> _What you have to do_
In the listing that follows, count every line with the word "PRPSHEET" in it and write only the total.

===== Source material

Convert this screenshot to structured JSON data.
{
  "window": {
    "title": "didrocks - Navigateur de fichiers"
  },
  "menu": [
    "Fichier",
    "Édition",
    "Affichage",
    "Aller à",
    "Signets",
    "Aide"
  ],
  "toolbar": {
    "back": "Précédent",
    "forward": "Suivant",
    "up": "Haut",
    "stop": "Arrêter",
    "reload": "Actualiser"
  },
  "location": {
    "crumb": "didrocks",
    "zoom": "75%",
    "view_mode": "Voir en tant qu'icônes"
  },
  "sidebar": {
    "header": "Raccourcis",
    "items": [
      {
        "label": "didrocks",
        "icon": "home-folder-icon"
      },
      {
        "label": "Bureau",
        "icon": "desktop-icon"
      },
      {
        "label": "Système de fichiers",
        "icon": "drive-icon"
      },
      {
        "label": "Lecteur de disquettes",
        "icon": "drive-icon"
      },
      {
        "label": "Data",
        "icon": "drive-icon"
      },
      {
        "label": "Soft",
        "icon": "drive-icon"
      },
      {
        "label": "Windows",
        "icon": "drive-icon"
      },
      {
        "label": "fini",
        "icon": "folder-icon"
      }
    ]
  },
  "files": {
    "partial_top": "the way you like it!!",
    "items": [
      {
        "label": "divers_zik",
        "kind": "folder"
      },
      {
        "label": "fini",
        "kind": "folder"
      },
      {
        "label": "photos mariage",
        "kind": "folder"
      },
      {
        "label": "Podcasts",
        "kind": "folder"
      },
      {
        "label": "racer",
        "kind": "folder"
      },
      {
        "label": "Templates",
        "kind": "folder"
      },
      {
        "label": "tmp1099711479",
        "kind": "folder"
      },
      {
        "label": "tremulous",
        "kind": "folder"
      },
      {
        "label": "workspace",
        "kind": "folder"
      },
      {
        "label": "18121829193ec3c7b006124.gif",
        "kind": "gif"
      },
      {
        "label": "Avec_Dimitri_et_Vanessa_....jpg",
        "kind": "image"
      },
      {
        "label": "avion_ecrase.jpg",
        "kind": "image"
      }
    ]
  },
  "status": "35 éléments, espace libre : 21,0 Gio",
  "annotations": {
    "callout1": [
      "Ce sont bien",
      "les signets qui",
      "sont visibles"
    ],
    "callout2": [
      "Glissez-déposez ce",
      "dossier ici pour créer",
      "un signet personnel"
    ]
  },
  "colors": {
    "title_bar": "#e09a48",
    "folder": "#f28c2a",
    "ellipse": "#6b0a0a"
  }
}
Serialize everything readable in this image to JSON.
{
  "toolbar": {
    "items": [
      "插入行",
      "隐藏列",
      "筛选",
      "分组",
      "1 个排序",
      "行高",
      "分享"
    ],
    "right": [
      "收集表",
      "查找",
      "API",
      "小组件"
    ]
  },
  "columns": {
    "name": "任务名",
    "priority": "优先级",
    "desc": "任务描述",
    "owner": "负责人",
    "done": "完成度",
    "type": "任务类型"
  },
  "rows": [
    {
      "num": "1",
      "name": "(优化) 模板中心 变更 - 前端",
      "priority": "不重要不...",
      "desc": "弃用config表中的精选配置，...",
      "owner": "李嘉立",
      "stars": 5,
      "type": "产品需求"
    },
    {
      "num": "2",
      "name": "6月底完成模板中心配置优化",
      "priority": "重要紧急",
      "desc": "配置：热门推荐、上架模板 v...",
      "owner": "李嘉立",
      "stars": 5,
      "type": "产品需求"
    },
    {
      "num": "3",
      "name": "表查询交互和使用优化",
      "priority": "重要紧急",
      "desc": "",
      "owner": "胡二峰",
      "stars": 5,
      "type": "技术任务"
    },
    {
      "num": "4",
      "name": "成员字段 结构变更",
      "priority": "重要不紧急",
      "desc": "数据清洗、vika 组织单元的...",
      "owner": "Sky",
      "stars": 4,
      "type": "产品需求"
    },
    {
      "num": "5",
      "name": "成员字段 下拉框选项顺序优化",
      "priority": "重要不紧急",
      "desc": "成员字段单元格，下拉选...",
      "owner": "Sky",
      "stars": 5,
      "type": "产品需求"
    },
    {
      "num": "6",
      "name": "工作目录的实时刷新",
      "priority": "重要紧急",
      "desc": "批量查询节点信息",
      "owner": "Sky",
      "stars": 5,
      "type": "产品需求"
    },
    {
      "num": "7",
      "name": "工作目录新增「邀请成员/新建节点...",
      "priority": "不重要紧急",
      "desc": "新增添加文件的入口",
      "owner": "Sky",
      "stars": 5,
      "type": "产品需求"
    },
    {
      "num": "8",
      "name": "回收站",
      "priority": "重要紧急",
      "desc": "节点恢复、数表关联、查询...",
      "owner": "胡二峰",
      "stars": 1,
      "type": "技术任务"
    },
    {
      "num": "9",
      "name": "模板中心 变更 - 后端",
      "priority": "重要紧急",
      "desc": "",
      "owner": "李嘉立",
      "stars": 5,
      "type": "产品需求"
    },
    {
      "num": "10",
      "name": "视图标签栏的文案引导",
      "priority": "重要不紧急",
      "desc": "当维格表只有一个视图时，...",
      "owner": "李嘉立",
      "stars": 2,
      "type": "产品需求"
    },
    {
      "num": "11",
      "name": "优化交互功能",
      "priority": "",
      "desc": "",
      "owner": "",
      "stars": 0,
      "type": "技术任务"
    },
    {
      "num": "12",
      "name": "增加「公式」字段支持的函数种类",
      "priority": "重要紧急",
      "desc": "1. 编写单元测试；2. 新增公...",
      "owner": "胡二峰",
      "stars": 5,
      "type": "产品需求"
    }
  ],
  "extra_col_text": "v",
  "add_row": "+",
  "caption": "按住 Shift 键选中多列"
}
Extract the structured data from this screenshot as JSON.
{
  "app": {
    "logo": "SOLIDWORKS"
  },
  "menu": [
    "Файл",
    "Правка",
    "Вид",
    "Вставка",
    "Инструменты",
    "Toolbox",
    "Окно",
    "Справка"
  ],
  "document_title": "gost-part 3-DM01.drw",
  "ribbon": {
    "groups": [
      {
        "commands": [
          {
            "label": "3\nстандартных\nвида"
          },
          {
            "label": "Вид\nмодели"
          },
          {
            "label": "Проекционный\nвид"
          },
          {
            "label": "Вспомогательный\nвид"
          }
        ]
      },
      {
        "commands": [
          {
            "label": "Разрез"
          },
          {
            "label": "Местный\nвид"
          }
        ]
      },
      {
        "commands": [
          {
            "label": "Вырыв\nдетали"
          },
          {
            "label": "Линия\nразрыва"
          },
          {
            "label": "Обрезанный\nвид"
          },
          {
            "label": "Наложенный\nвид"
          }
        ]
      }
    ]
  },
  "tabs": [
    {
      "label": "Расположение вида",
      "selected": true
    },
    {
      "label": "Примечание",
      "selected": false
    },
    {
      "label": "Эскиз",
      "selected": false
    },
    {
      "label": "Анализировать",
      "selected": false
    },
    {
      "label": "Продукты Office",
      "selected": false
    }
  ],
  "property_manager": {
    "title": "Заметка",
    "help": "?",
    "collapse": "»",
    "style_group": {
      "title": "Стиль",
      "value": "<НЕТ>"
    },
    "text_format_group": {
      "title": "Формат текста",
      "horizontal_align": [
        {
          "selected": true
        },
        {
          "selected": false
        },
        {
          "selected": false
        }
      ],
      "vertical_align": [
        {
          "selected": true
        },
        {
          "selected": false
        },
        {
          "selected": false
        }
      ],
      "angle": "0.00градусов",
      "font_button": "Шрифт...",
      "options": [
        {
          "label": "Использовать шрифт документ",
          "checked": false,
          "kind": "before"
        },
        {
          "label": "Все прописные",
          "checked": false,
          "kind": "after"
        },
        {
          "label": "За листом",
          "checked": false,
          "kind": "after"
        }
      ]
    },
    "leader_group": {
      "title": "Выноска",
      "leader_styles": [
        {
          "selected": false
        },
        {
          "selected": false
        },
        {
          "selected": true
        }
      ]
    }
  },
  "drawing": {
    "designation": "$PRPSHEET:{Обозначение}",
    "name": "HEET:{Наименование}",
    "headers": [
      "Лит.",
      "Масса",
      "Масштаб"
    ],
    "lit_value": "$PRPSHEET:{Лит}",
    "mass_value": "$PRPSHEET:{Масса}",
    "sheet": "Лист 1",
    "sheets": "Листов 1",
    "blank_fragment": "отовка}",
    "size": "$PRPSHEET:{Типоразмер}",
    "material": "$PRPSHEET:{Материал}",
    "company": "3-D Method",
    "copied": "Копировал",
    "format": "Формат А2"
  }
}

==========

> _Result of the task_
5